▶ [Data section]
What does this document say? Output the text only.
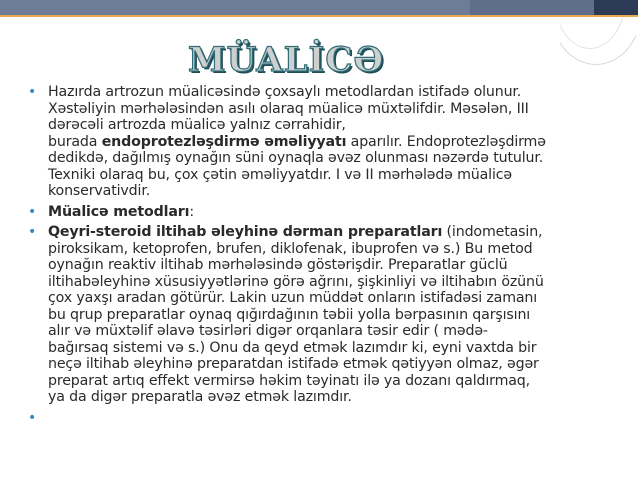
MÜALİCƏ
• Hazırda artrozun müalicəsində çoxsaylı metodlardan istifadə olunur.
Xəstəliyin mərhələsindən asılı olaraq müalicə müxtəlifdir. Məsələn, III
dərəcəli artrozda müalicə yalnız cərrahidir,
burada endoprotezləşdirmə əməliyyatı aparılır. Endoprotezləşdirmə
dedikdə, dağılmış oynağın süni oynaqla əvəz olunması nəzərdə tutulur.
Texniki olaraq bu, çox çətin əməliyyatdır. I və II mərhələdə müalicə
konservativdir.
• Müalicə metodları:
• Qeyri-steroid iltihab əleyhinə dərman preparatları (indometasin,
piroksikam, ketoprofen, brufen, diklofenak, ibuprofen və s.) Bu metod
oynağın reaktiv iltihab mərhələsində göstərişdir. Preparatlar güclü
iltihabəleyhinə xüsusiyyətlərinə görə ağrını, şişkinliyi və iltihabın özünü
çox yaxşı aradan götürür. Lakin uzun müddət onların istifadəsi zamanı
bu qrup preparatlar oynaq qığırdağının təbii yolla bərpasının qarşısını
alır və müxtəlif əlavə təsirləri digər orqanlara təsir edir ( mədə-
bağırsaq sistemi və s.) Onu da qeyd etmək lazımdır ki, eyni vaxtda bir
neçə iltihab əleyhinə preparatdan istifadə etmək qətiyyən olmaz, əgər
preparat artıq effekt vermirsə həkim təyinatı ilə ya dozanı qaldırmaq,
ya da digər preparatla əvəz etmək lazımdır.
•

▶ [Task prompt] Copy the entries above faithfully and omit every image.

▶ [Completed task]
What does this document say? Output the text only.
MÜALİCƏ
• Hazırda artrozun müalicəsində çoxsaylı metodlardan istifadə olunur.
Xəstəliyin mərhələsindən asılı olaraq müalicə müxtəlifdir. Məsələn, III
dərəcəli artrozda müalicə yalnız cərrahidir,
burada endoprotezləşdirmə əməliyyatı aparılır. Endoprotezləşdirmə
dedikdə, dağılmış oynağın süni oynaqla əvəz olunması nəzərdə tutulur.
Texniki olaraq bu, çox çətin əməliyyatdır. I və II mərhələdə müalicə
konservativdir.
• Müalicə metodları:
• Qeyri-steroid iltihab əleyhinə dərman preparatları (indometasin,
piroksikam, ketoprofen, brufen, diklofenak, ibuprofen və s.) Bu metod
oynağın reaktiv iltihab mərhələsində göstərişdir. Preparatlar güclü
iltihabəleyhinə xüsusiyyətlərinə görə ağrını, şişkinliyi və iltihabın özünü
çox yaxşı aradan götürür. Lakin uzun müddət onların istifadəsi zamanı
bu qrup preparatlar oynaq qığırdağının təbii yolla bərpasının qarşısını
alır və müxtəlif əlavə təsirləri digər orqanlara təsir edir ( mədə-
bağırsaq sistemi və s.) Onu da qeyd etmək lazımdır ki, eyni vaxtda bir
neçə iltihab əleyhinə preparatdan istifadə etmək qətiyyən olmaz, əgər
preparat artıq effekt vermirsə həkim təyinatı ilə ya dozanı qaldırmaq,
ya da digər preparatla əvəz etmək lazımdır.
•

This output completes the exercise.